____ DATA EXTRACT

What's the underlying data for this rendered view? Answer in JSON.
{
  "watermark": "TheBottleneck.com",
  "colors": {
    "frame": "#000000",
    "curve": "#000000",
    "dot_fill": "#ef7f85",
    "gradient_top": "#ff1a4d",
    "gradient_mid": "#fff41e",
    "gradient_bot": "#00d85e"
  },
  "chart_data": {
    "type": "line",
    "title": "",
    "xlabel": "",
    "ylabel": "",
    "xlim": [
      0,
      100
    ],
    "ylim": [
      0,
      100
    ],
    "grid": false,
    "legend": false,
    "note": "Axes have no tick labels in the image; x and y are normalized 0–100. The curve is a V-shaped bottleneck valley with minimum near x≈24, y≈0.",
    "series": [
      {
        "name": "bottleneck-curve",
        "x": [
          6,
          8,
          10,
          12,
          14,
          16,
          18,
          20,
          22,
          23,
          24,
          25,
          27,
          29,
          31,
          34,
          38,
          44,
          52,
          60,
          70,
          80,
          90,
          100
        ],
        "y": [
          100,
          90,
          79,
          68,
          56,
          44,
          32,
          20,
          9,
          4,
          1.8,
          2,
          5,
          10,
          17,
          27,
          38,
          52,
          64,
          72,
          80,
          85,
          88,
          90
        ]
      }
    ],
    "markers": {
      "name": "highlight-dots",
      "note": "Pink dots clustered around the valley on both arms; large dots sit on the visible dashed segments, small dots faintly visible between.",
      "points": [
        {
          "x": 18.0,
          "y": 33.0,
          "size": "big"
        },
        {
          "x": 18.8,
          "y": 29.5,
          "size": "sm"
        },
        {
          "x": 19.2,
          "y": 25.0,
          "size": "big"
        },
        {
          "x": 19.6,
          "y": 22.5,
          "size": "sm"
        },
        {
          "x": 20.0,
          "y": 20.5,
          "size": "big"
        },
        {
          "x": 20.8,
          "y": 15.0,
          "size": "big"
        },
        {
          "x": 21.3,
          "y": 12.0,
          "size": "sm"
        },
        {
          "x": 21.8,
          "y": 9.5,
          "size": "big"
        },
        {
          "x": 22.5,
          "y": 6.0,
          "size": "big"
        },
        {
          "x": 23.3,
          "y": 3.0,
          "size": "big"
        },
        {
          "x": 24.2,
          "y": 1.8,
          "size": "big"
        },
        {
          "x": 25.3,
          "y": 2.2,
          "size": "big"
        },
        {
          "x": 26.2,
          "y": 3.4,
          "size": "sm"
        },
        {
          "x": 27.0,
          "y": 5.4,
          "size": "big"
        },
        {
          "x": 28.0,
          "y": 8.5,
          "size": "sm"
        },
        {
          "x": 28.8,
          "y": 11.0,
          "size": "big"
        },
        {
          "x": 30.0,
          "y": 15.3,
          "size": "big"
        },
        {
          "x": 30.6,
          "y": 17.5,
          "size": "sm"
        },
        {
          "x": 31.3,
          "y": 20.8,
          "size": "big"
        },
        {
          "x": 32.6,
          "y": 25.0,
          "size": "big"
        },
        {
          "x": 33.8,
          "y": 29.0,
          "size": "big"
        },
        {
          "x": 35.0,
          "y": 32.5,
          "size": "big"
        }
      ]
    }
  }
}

________

Every line of the listing that holds "note" is to be counted; give only the resulting number.

_EXERCISE OUTPUT:_
2